* [GIVEN TASK]: Set down each entry exactly as given; pictures should not appear in the copy.

* [EXTRACTED ENTRIES]:
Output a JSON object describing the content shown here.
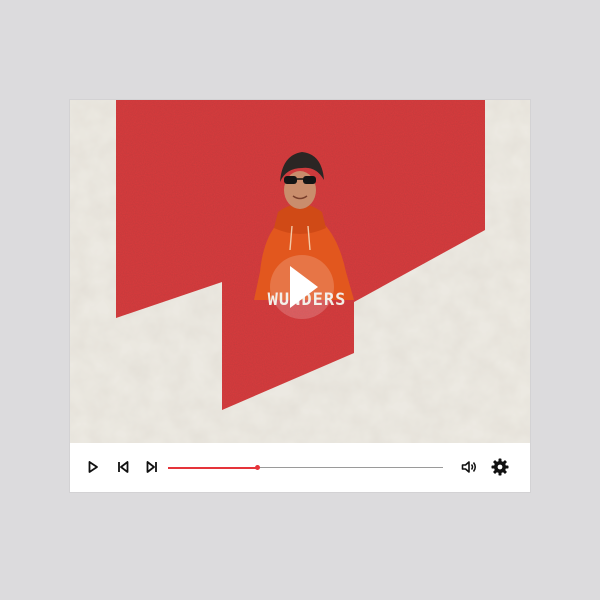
{
  "video": {
    "poster_text": "WUNDERS",
    "colors": {
      "brand_red": "#d63a3c",
      "background_cream": "#ece9e2",
      "hoodie_orange": "#e2571e"
    }
  },
  "overlay": {
    "icon": "play-icon"
  },
  "controls": {
    "play_icon": "play-icon",
    "previous_icon": "skip-back-icon",
    "next_icon": "skip-forward-icon",
    "volume_icon": "volume-icon",
    "settings_icon": "gear-icon",
    "progress_fraction": 0.325,
    "accent_color": "#e5343a"
  }
}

* [FULL ANSWER]:
Output a JSON object describing the content shown here.
{
  "video": {
    "poster_text": "WUNDERS",
    "colors": {
      "brand_red": "#d63a3c",
      "background_cream": "#ece9e2",
      "hoodie_orange": "#e2571e"
    }
  },
  "overlay": {
    "icon": "play-icon"
  },
  "controls": {
    "play_icon": "play-icon",
    "previous_icon": "skip-back-icon",
    "next_icon": "skip-forward-icon",
    "volume_icon": "volume-icon",
    "settings_icon": "gear-icon",
    "progress_fraction": 0.325,
    "accent_color": "#e5343a"
  }
}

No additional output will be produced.